PROVIDED ENTRIES:
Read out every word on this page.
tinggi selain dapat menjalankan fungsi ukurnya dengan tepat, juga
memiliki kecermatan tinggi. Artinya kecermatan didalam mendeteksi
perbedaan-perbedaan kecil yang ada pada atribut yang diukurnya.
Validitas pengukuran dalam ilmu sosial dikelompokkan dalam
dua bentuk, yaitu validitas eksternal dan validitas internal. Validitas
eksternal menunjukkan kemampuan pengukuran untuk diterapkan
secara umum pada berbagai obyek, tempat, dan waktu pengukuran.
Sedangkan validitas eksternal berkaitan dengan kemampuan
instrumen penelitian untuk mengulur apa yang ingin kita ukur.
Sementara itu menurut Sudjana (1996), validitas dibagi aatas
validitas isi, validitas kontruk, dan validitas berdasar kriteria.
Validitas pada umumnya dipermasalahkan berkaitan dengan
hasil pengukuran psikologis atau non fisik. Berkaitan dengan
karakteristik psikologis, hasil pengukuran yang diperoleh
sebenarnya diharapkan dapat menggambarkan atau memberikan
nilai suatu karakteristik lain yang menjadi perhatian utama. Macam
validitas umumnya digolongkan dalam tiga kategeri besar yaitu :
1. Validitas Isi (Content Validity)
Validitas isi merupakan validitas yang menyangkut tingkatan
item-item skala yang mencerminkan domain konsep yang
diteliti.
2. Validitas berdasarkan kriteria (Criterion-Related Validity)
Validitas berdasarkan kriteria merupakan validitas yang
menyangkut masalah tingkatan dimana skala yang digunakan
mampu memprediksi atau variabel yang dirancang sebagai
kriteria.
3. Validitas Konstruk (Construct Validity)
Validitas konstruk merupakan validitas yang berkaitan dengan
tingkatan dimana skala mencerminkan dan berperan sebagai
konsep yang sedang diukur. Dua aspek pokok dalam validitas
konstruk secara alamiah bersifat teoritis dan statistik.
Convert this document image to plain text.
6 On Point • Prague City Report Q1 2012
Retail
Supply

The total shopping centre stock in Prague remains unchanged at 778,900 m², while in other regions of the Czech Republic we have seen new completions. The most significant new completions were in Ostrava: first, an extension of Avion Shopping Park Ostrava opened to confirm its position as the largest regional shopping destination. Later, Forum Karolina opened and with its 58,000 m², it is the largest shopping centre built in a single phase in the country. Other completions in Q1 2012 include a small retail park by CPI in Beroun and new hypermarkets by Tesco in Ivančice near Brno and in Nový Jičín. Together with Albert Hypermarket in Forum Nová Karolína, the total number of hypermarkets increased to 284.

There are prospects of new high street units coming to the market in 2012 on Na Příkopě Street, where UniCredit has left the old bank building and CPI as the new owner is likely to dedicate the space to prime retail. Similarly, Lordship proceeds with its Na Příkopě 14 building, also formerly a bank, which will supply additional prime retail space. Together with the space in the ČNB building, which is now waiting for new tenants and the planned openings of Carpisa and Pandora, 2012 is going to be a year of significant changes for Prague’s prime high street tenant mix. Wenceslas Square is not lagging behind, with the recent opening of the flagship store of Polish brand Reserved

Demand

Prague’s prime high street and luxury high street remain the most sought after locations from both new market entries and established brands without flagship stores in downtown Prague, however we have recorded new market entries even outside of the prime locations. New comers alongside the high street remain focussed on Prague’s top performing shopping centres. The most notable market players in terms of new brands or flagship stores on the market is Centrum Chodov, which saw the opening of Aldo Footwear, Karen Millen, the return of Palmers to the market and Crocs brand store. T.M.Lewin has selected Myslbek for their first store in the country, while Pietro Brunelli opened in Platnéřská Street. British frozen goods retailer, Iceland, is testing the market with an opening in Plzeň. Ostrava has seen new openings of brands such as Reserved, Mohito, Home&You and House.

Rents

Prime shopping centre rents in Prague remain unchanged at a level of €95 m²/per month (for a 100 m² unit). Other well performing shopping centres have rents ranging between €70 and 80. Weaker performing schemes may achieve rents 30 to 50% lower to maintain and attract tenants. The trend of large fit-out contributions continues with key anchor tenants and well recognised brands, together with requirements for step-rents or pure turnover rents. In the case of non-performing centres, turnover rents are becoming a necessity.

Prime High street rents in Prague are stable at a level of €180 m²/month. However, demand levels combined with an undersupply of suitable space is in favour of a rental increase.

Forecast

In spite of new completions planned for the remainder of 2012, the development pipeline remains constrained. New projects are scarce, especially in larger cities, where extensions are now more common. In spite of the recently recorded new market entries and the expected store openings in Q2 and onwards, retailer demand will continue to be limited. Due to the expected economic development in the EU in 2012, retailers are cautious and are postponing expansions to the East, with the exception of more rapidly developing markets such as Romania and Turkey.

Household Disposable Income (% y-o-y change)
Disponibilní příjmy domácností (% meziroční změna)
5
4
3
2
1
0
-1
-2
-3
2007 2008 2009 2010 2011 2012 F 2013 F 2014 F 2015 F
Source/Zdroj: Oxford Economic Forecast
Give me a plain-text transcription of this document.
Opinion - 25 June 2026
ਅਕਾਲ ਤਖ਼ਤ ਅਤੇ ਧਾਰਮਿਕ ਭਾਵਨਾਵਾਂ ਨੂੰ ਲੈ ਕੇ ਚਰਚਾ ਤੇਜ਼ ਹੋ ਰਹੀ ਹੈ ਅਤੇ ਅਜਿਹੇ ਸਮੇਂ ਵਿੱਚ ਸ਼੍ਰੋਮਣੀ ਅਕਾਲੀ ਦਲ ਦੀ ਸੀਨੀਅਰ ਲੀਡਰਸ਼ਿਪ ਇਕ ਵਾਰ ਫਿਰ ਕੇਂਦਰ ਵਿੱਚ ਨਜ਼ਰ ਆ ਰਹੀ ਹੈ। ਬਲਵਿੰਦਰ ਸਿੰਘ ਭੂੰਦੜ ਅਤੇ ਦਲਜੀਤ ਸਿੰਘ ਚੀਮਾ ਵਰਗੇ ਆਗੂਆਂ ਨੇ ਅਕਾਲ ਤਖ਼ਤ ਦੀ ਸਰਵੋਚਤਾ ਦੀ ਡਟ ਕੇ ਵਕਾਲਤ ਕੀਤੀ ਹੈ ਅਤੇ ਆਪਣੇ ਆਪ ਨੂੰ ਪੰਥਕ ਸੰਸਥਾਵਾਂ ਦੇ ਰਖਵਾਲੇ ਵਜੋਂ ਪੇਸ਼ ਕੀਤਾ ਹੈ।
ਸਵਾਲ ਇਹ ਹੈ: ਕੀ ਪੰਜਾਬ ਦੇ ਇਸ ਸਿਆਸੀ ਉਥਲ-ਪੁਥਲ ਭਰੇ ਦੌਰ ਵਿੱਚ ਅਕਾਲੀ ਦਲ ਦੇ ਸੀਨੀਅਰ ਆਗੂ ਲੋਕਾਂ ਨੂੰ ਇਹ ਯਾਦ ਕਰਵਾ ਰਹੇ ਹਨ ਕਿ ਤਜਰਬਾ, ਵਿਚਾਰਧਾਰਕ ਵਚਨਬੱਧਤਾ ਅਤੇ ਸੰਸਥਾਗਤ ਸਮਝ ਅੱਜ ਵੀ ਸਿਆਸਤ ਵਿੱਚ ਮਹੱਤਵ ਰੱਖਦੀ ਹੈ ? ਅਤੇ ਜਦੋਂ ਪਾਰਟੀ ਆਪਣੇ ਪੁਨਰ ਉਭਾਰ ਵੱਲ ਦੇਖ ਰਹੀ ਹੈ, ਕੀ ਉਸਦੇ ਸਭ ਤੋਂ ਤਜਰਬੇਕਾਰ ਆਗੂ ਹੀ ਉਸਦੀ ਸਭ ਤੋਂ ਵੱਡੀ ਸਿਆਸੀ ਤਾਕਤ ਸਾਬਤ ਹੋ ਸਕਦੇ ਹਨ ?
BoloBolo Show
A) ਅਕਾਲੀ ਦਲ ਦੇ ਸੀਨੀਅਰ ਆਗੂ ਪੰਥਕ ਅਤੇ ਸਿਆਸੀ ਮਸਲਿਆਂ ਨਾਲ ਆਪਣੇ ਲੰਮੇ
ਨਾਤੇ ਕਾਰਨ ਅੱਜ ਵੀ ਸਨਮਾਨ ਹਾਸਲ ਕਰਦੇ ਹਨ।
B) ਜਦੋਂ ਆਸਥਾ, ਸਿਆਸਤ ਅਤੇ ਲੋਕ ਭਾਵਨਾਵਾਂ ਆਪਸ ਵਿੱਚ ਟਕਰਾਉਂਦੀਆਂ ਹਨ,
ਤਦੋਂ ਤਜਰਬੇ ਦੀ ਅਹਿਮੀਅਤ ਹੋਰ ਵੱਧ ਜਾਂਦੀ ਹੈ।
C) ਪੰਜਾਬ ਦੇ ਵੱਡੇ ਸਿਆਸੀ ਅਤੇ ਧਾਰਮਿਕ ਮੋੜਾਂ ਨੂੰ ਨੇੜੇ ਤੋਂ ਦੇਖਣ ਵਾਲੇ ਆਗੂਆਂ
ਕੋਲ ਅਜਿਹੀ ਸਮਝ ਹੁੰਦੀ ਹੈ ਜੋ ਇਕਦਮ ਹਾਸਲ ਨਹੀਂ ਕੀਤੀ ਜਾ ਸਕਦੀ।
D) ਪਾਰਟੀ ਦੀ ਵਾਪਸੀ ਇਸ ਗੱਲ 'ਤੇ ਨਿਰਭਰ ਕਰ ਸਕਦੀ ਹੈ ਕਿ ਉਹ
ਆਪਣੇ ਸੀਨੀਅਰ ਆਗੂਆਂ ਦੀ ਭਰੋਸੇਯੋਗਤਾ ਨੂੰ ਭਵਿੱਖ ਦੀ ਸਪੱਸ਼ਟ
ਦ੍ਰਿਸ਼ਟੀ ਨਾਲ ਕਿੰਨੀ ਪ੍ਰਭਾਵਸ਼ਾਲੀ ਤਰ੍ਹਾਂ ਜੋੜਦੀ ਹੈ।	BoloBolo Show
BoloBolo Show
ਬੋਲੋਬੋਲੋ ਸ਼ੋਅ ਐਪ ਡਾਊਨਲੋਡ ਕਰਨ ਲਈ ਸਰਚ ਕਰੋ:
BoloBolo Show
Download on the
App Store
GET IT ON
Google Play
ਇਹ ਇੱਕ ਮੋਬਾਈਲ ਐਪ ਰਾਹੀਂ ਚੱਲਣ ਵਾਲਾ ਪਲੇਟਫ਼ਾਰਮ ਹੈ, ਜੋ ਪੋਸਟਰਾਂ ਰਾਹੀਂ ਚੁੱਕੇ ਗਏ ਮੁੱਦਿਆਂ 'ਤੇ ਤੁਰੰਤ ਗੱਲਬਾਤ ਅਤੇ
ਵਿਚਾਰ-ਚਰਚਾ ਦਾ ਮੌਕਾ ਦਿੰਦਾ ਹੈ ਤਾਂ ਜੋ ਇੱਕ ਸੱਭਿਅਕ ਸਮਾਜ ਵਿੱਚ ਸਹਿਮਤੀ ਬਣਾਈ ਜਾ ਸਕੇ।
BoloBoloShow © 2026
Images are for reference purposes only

SET EXERCISE:
Copy out each line of the data where the string "kriteria" appears.

RIGHT ANSWER:
validitas isi, validitas kontruk, dan validitas berdasar kriteria.
2. Validitas berdasarkan kriteria (Criterion-Related Validity)
Validitas berdasarkan kriteria merupakan validitas yang
kriteria.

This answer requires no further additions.